<<<<
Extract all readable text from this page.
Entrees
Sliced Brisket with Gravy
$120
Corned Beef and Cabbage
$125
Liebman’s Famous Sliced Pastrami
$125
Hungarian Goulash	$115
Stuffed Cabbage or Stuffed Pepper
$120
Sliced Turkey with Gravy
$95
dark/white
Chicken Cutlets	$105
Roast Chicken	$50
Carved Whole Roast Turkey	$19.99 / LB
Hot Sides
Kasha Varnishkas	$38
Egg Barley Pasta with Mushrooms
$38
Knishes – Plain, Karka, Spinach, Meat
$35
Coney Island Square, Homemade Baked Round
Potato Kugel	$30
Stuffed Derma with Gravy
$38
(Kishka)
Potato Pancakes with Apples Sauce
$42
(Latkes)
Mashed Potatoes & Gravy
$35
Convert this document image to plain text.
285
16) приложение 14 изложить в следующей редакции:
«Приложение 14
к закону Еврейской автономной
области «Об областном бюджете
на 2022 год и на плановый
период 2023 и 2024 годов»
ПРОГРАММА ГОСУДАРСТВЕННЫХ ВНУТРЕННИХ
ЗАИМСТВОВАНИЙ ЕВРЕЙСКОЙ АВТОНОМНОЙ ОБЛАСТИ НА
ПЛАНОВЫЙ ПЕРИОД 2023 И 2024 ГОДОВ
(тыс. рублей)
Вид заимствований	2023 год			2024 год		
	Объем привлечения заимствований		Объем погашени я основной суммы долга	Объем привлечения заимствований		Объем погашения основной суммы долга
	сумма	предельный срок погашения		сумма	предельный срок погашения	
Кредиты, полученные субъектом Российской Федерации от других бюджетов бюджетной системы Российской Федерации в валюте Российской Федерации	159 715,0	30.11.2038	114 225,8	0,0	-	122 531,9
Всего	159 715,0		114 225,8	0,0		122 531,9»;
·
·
>>>>
Work out how many lines above have the string "Chicken" in them, and give only the number.

> [Result for this task]
2